WHAT TO PRODUCE: Leave out the pictures and reproduce all of the data exactly.
* BEGIN *
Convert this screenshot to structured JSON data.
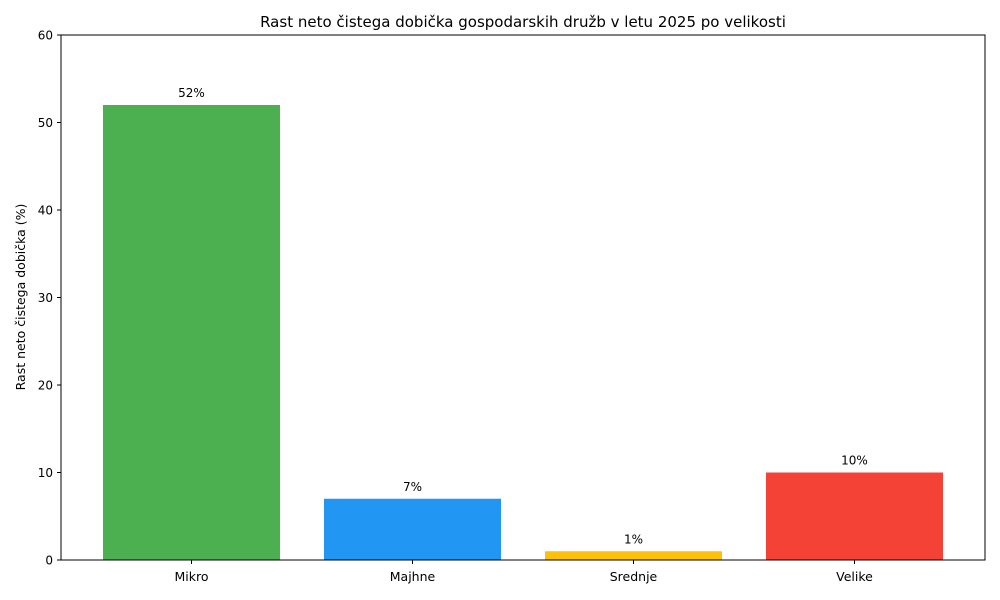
{
  "chart_data": {
    "type": "bar",
    "title": "Rast neto čistega dobička gospodarskih družb v letu 2025 po velikosti",
    "xlabel": "",
    "ylabel": "Rast neto čistega dobička (%)",
    "categories": [
      "Mikro",
      "Majhne",
      "Srednje",
      "Velike"
    ],
    "values": [
      52,
      7,
      1,
      10
    ],
    "data_labels": [
      "52%",
      "7%",
      "1%",
      "10%"
    ],
    "colors": [
      "#4caf50",
      "#2196f3",
      "#ffc107",
      "#f44336"
    ],
    "ylim": [
      0,
      60
    ],
    "yticks": [
      0,
      10,
      20,
      30,
      40,
      50,
      60
    ],
    "ytick_labels": [
      "0",
      "10",
      "20",
      "30",
      "40",
      "50",
      "60"
    ],
    "grid": false,
    "legend": "none"
  }
}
* END *
EXERCISE RESPONSE:
Convert this screenshot to structured JSON data.
{
  "chart_data": {
    "type": "bar",
    "title": "Rast neto čistega dobička gospodarskih družb v letu 2025 po velikosti",
    "xlabel": "",
    "ylabel": "Rast neto čistega dobička (%)",
    "categories": [
      "Mikro",
      "Majhne",
      "Srednje",
      "Velike"
    ],
    "values": [
      52,
      7,
      1,
      10
    ],
    "data_labels": [
      "52%",
      "7%",
      "1%",
      "10%"
    ],
    "colors": [
      "#4caf50",
      "#2196f3",
      "#ffc107",
      "#f44336"
    ],
    "ylim": [
      0,
      60
    ],
    "yticks": [
      0,
      10,
      20,
      30,
      40,
      50,
      60
    ],
    "ytick_labels": [
      "0",
      "10",
      "20",
      "30",
      "40",
      "50",
      "60"
    ],
    "grid": false,
    "legend": "none"
  }
}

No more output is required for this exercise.